__DIRECTIONS__.
Send back the records in full, character for character.

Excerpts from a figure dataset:
* begin *

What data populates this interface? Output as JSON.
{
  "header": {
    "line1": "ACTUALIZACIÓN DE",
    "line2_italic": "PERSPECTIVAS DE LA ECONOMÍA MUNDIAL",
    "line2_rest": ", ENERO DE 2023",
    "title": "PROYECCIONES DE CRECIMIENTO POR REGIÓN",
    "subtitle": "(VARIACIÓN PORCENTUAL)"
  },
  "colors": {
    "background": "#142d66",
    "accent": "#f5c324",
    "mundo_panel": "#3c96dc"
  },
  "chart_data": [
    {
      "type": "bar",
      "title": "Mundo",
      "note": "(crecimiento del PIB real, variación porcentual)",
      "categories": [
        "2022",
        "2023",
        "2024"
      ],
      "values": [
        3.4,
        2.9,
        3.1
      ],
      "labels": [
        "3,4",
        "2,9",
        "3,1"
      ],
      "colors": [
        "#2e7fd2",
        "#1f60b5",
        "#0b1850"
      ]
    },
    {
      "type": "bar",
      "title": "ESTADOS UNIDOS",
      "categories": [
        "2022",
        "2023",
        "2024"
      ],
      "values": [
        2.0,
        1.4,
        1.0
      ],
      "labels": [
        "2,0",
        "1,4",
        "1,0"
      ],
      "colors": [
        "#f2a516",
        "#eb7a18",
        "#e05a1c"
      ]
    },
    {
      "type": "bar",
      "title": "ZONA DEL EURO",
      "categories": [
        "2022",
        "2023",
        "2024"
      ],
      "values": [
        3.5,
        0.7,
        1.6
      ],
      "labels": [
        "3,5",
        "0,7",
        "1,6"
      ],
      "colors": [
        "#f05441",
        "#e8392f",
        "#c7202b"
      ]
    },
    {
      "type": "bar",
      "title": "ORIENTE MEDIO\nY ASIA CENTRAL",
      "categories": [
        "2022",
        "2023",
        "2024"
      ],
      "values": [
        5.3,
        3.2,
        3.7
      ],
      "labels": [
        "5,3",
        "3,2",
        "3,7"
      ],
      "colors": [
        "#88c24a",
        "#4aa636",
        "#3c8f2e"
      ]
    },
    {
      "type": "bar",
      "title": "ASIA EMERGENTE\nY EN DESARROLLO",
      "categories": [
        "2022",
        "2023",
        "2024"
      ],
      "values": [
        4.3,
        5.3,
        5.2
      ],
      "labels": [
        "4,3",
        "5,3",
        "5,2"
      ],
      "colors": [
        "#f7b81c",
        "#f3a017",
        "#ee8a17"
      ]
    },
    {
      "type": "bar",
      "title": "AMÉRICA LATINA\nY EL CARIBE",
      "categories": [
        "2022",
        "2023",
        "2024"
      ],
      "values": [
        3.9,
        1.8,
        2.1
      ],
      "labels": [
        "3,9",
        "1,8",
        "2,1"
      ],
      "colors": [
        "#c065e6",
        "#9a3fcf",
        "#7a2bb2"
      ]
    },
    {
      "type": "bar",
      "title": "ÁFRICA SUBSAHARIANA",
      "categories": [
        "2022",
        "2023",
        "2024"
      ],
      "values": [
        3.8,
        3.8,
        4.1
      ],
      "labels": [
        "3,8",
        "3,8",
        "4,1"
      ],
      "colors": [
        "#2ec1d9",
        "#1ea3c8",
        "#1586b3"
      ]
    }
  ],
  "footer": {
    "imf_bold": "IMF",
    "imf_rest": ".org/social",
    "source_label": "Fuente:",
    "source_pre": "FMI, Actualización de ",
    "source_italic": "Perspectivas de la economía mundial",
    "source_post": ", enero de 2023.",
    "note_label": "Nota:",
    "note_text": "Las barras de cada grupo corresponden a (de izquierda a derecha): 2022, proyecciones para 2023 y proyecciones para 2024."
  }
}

* end *

__COMPLETE ANSWER__.
What data populates this interface? Output as JSON.
{
  "header": {
    "line1": "ACTUALIZACIÓN DE",
    "line2_italic": "PERSPECTIVAS DE LA ECONOMÍA MUNDIAL",
    "line2_rest": ", ENERO DE 2023",
    "title": "PROYECCIONES DE CRECIMIENTO POR REGIÓN",
    "subtitle": "(VARIACIÓN PORCENTUAL)"
  },
  "colors": {
    "background": "#142d66",
    "accent": "#f5c324",
    "mundo_panel": "#3c96dc"
  },
  "chart_data": [
    {
      "type": "bar",
      "title": "Mundo",
      "note": "(crecimiento del PIB real, variación porcentual)",
      "categories": [
        "2022",
        "2023",
        "2024"
      ],
      "values": [
        3.4,
        2.9,
        3.1
      ],
      "labels": [
        "3,4",
        "2,9",
        "3,1"
      ],
      "colors": [
        "#2e7fd2",
        "#1f60b5",
        "#0b1850"
      ]
    },
    {
      "type": "bar",
      "title": "ESTADOS UNIDOS",
      "categories": [
        "2022",
        "2023",
        "2024"
      ],
      "values": [
        2.0,
        1.4,
        1.0
      ],
      "labels": [
        "2,0",
        "1,4",
        "1,0"
      ],
      "colors": [
        "#f2a516",
        "#eb7a18",
        "#e05a1c"
      ]
    },
    {
      "type": "bar",
      "title": "ZONA DEL EURO",
      "categories": [
        "2022",
        "2023",
        "2024"
      ],
      "values": [
        3.5,
        0.7,
        1.6
      ],
      "labels": [
        "3,5",
        "0,7",
        "1,6"
      ],
      "colors": [
        "#f05441",
        "#e8392f",
        "#c7202b"
      ]
    },
    {
      "type": "bar",
      "title": "ORIENTE MEDIO\nY ASIA CENTRAL",
      "categories": [
        "2022",
        "2023",
        "2024"
      ],
      "values": [
        5.3,
        3.2,
        3.7
      ],
      "labels": [
        "5,3",
        "3,2",
        "3,7"
      ],
      "colors": [
        "#88c24a",
        "#4aa636",
        "#3c8f2e"
      ]
    },
    {
      "type": "bar",
      "title": "ASIA EMERGENTE\nY EN DESARROLLO",
      "categories": [
        "2022",
        "2023",
        "2024"
      ],
      "values": [
        4.3,
        5.3,
        5.2
      ],
      "labels": [
        "4,3",
        "5,3",
        "5,2"
      ],
      "colors": [
        "#f7b81c",
        "#f3a017",
        "#ee8a17"
      ]
    },
    {
      "type": "bar",
      "title": "AMÉRICA LATINA\nY EL CARIBE",
      "categories": [
        "2022",
        "2023",
        "2024"
      ],
      "values": [
        3.9,
        1.8,
        2.1
      ],
      "labels": [
        "3,9",
        "1,8",
        "2,1"
      ],
      "colors": [
        "#c065e6",
        "#9a3fcf",
        "#7a2bb2"
      ]
    },
    {
      "type": "bar",
      "title": "ÁFRICA SUBSAHARIANA",
      "categories": [
        "2022",
        "2023",
        "2024"
      ],
      "values": [
        3.8,
        3.8,
        4.1
      ],
      "labels": [
        "3,8",
        "3,8",
        "4,1"
      ],
      "colors": [
        "#2ec1d9",
        "#1ea3c8",
        "#1586b3"
      ]
    }
  ],
  "footer": {
    "imf_bold": "IMF",
    "imf_rest": ".org/social",
    "source_label": "Fuente:",
    "source_pre": "FMI, Actualización de ",
    "source_italic": "Perspectivas de la economía mundial",
    "source_post": ", enero de 2023.",
    "note_label": "Nota:",
    "note_text": "Las barras de cada grupo corresponden a (de izquierda a derecha): 2022, proyecciones para 2023 y proyecciones para 2024."
  }
}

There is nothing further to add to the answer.